** DIRECTIONS **
Reproduce every entry below precisely. Pictures are excluded from the copy.

Extracted records:
···

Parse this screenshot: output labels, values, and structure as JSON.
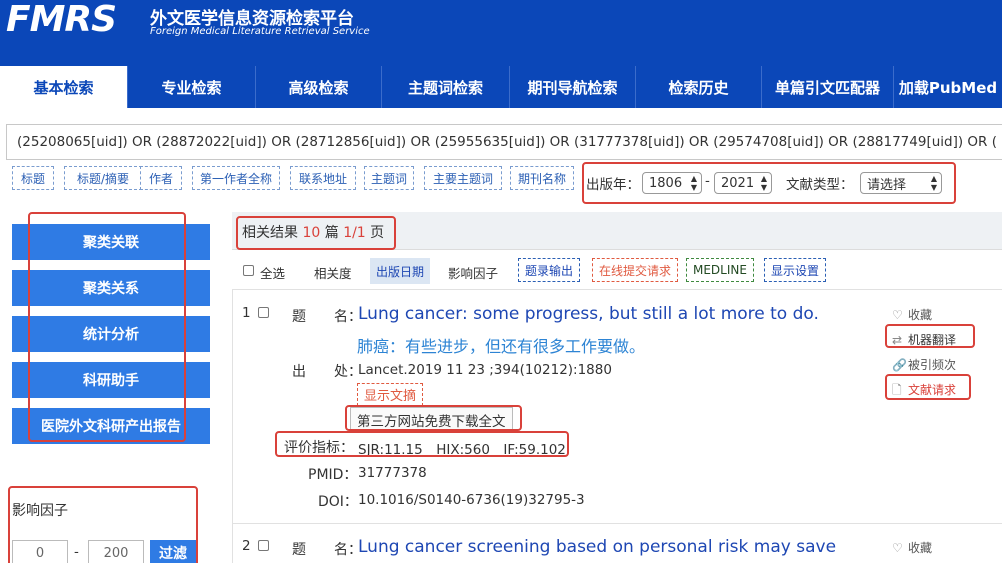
{
  "brand": {
    "mark": "FMRS",
    "name_cn": "外文医学信息资源检索平台",
    "name_en": "Foreign Medical Literature Retrieval Service"
  },
  "nav": {
    "tabs": [
      "基本检索",
      "专业检索",
      "高级检索",
      "主题词检索",
      "期刊导航检索",
      "检索历史",
      "单篇引文匹配器",
      "加载PubMed"
    ],
    "active_index": 0
  },
  "search": {
    "query": "(25208065[uid]) OR (28872022[uid]) OR (28712856[uid]) OR (25955635[uid]) OR (31777378[uid]) OR (29574708[uid]) OR (28817749[uid]) OR (",
    "fields": [
      "标题",
      "标题/摘要",
      "作者",
      "第一作者全称",
      "联系地址",
      "主题词",
      "主要主题词",
      "期刊名称"
    ],
    "year_label": "出版年：",
    "year_from": "1806",
    "year_sep": "-",
    "year_to": "2021",
    "doctype_label": "文献类型：",
    "doctype_value": "请选择"
  },
  "sidebar": {
    "buttons": [
      "聚类关联",
      "聚类关系",
      "统计分析",
      "科研助手",
      "医院外文科研产出报告"
    ],
    "impact_title": "影响因子",
    "impact_min": "0",
    "impact_sep": "-",
    "impact_max": "200",
    "filter_label": "过滤"
  },
  "results": {
    "prefix": "相关结果",
    "count": "10",
    "unit": "篇",
    "pages": "1/1",
    "page_unit": "页"
  },
  "toolbar": {
    "select_all": "全选",
    "sort_relevance": "相关度",
    "sort_date": "出版日期",
    "sort_if": "影响因子",
    "export": "题录输出",
    "online_request": "在线提交请求",
    "medline": "MEDLINE",
    "display_settings": "显示设置"
  },
  "record_labels": {
    "title": "题　　名：",
    "source": "出　　处：",
    "metrics": "评价指标：",
    "pmid": "PMID：",
    "doi": "DOI：",
    "show_abstract": "显示文摘",
    "free_download": "第三方网站免费下载全文"
  },
  "actions": {
    "favorite": "收藏",
    "translate": "机器翻译",
    "cited": "被引频次",
    "request": "文献请求"
  },
  "records": [
    {
      "num": "1",
      "title_en": "Lung cancer: some progress, but still a lot more to do.",
      "title_cn": "肺癌：有些进步，但还有很多工作要做。",
      "source": "Lancet.2019 11 23 ;394(10212):1880",
      "metrics": "SJR:11.15　HIX:560　IF:59.102",
      "pmid": "31777378",
      "doi": "10.1016/S0140-6736(19)32795-3"
    },
    {
      "num": "2",
      "title_en": "Lung cancer screening based on personal risk may save"
    }
  ],
  "colors": {
    "brand_blue": "#0b47b8",
    "button_blue": "#2f7be4",
    "highlight_red": "#d9413a",
    "link_blue": "#1e47b3"
  }
}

···

** FINAL RESULT **
Parse this screenshot: output labels, values, and structure as JSON.
{
  "brand": {
    "mark": "FMRS",
    "name_cn": "外文医学信息资源检索平台",
    "name_en": "Foreign Medical Literature Retrieval Service"
  },
  "nav": {
    "tabs": [
      "基本检索",
      "专业检索",
      "高级检索",
      "主题词检索",
      "期刊导航检索",
      "检索历史",
      "单篇引文匹配器",
      "加载PubMed"
    ],
    "active_index": 0
  },
  "search": {
    "query": "(25208065[uid]) OR (28872022[uid]) OR (28712856[uid]) OR (25955635[uid]) OR (31777378[uid]) OR (29574708[uid]) OR (28817749[uid]) OR (",
    "fields": [
      "标题",
      "标题/摘要",
      "作者",
      "第一作者全称",
      "联系地址",
      "主题词",
      "主要主题词",
      "期刊名称"
    ],
    "year_label": "出版年：",
    "year_from": "1806",
    "year_sep": "-",
    "year_to": "2021",
    "doctype_label": "文献类型：",
    "doctype_value": "请选择"
  },
  "sidebar": {
    "buttons": [
      "聚类关联",
      "聚类关系",
      "统计分析",
      "科研助手",
      "医院外文科研产出报告"
    ],
    "impact_title": "影响因子",
    "impact_min": "0",
    "impact_sep": "-",
    "impact_max": "200",
    "filter_label": "过滤"
  },
  "results": {
    "prefix": "相关结果",
    "count": "10",
    "unit": "篇",
    "pages": "1/1",
    "page_unit": "页"
  },
  "toolbar": {
    "select_all": "全选",
    "sort_relevance": "相关度",
    "sort_date": "出版日期",
    "sort_if": "影响因子",
    "export": "题录输出",
    "online_request": "在线提交请求",
    "medline": "MEDLINE",
    "display_settings": "显示设置"
  },
  "record_labels": {
    "title": "题　　名：",
    "source": "出　　处：",
    "metrics": "评价指标：",
    "pmid": "PMID：",
    "doi": "DOI：",
    "show_abstract": "显示文摘",
    "free_download": "第三方网站免费下载全文"
  },
  "actions": {
    "favorite": "收藏",
    "translate": "机器翻译",
    "cited": "被引频次",
    "request": "文献请求"
  },
  "records": [
    {
      "num": "1",
      "title_en": "Lung cancer: some progress, but still a lot more to do.",
      "title_cn": "肺癌：有些进步，但还有很多工作要做。",
      "source": "Lancet.2019 11 23 ;394(10212):1880",
      "metrics": "SJR:11.15　HIX:560　IF:59.102",
      "pmid": "31777378",
      "doi": "10.1016/S0140-6736(19)32795-3"
    },
    {
      "num": "2",
      "title_en": "Lung cancer screening based on personal risk may save"
    }
  ],
  "colors": {
    "brand_blue": "#0b47b8",
    "button_blue": "#2f7be4",
    "highlight_red": "#d9413a",
    "link_blue": "#1e47b3"
  }
}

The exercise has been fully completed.